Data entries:
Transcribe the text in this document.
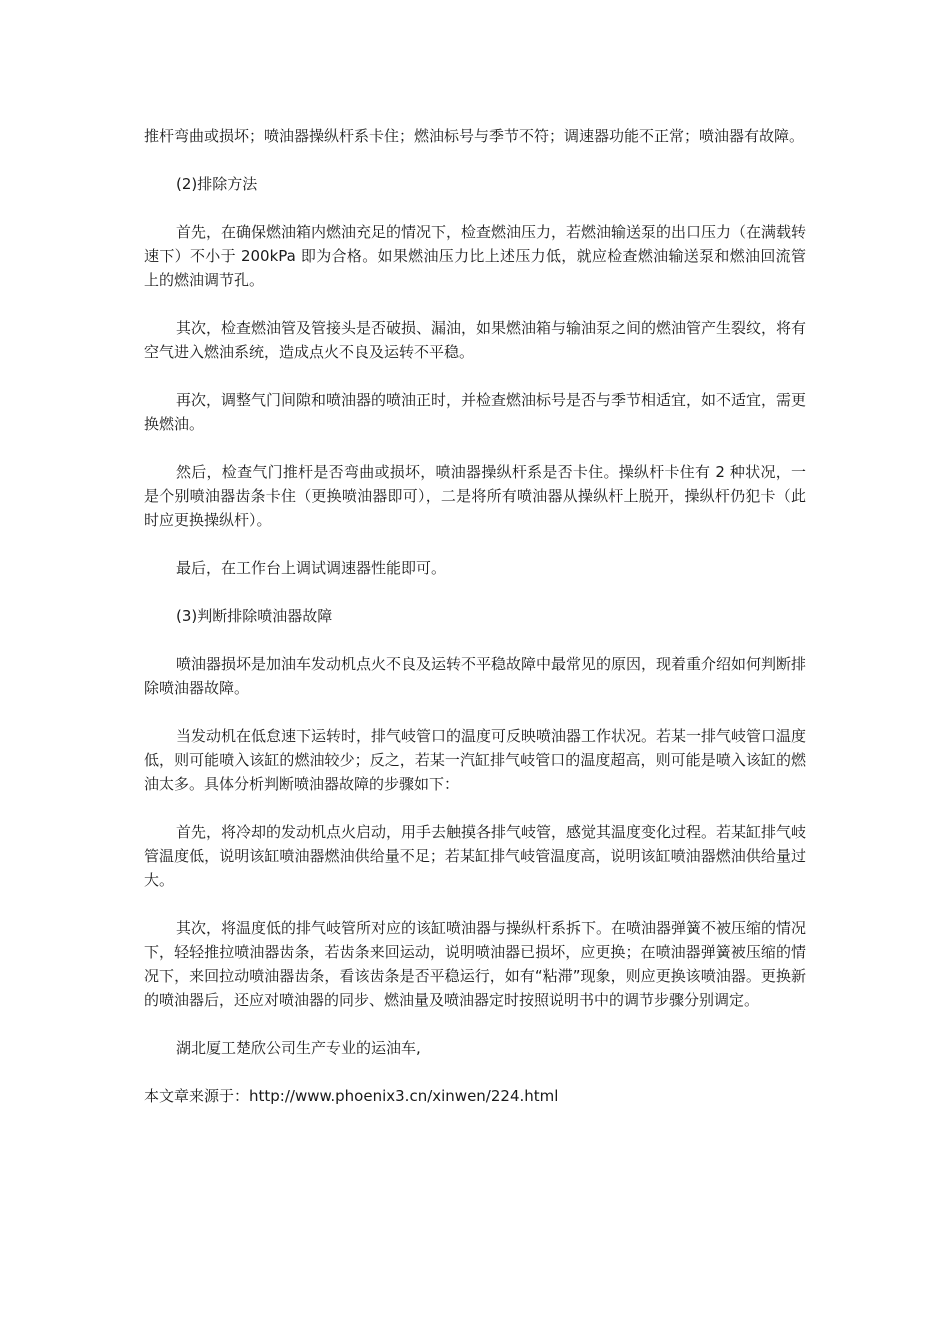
推杆弯曲或损坏；喷油器操纵杆系卡住；燃油标号与季节不符；调速器功能不正常；喷油器有故障。

(2)排除方法

首先，在确保燃油箱内燃油充足的情况下，检查燃油压力，若燃油输送泵的出口压力（在满载转速下）不小于 200kPa 即为合格。如果燃油压力比上述压力低，就应检查燃油输送泵和燃油回流管上的燃油调节孔。

其次，检查燃油管及管接头是否破损、漏油，如果燃油箱与输油泵之间的燃油管产生裂纹，将有空气进入燃油系统，造成点火不良及运转不平稳。

再次，调整气门间隙和喷油器的喷油正时，并检查燃油标号是否与季节相适宜，如不适宜，需更换燃油。

然后，检查气门推杆是否弯曲或损坏，喷油器操纵杆系是否卡住。操纵杆卡住有 2 种状况，一是个别喷油器齿条卡住（更换喷油器即可），二是将所有喷油器从操纵杆上脱开，操纵杆仍犯卡（此时应更换操纵杆）。

最后，在工作台上调试调速器性能即可。

(3)判断排除喷油器故障

喷油器损坏是加油车发动机点火不良及运转不平稳故障中最常见的原因，现着重介绍如何判断排除喷油器故障。

当发动机在低怠速下运转时，排气岐管口的温度可反映喷油器工作状况。若某一排气岐管口温度低，则可能喷入该缸的燃油较少；反之，若某一汽缸排气岐管口的温度超高，则可能是喷入该缸的燃油太多。具体分析判断喷油器故障的步骤如下：

首先，将冷却的发动机点火启动，用手去触摸各排气岐管，感觉其温度变化过程。若某缸排气岐管温度低，说明该缸喷油器燃油供给量不足；若某缸排气岐管温度高，说明该缸喷油器燃油供给量过大。

其次，将温度低的排气岐管所对应的该缸喷油器与操纵杆系拆下。在喷油器弹簧不被压缩的情况下，轻轻推拉喷油器齿条，若齿条来回运动，说明喷油器已损坏，应更换；在喷油器弹簧被压缩的情况下，来回拉动喷油器齿条，看该齿条是否平稳运行，如有“粘滞”现象，则应更换该喷油器。更换新的喷油器后，还应对喷油器的同步、燃油量及喷油器定时按照说明书中的调节步骤分别调定。

湖北厦工楚欣公司生产专业的运油车,

本文章来源于：http://www.phoenix3.cn/xinwen/224.html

▸ **Stated problem**
Set down the material exactly, every line of it, except for the pictures.

▸ **Correct output**
Transcribe the text in this document.
推杆弯曲或损坏；喷油器操纵杆系卡住；燃油标号与季节不符；调速器功能不正常；喷油器有故障。

(2)排除方法

首先，在确保燃油箱内燃油充足的情况下，检查燃油压力，若燃油输送泵的出口压力（在满载转速下）不小于 200kPa 即为合格。如果燃油压力比上述压力低，就应检查燃油输送泵和燃油回流管上的燃油调节孔。

其次，检查燃油管及管接头是否破损、漏油，如果燃油箱与输油泵之间的燃油管产生裂纹，将有空气进入燃油系统，造成点火不良及运转不平稳。

再次，调整气门间隙和喷油器的喷油正时，并检查燃油标号是否与季节相适宜，如不适宜，需更换燃油。

然后，检查气门推杆是否弯曲或损坏，喷油器操纵杆系是否卡住。操纵杆卡住有 2 种状况，一是个别喷油器齿条卡住（更换喷油器即可），二是将所有喷油器从操纵杆上脱开，操纵杆仍犯卡（此时应更换操纵杆）。

最后，在工作台上调试调速器性能即可。

(3)判断排除喷油器故障

喷油器损坏是加油车发动机点火不良及运转不平稳故障中最常见的原因，现着重介绍如何判断排除喷油器故障。

当发动机在低怠速下运转时，排气岐管口的温度可反映喷油器工作状况。若某一排气岐管口温度低，则可能喷入该缸的燃油较少；反之，若某一汽缸排气岐管口的温度超高，则可能是喷入该缸的燃油太多。具体分析判断喷油器故障的步骤如下：

首先，将冷却的发动机点火启动，用手去触摸各排气岐管，感觉其温度变化过程。若某缸排气岐管温度低，说明该缸喷油器燃油供给量不足；若某缸排气岐管温度高，说明该缸喷油器燃油供给量过大。

其次，将温度低的排气岐管所对应的该缸喷油器与操纵杆系拆下。在喷油器弹簧不被压缩的情况下，轻轻推拉喷油器齿条，若齿条来回运动，说明喷油器已损坏，应更换；在喷油器弹簧被压缩的情况下，来回拉动喷油器齿条，看该齿条是否平稳运行，如有“粘滞”现象，则应更换该喷油器。更换新的喷油器后，还应对喷油器的同步、燃油量及喷油器定时按照说明书中的调节步骤分别调定。

湖北厦工楚欣公司生产专业的运油车,

本文章来源于：http://www.phoenix3.cn/xinwen/224.html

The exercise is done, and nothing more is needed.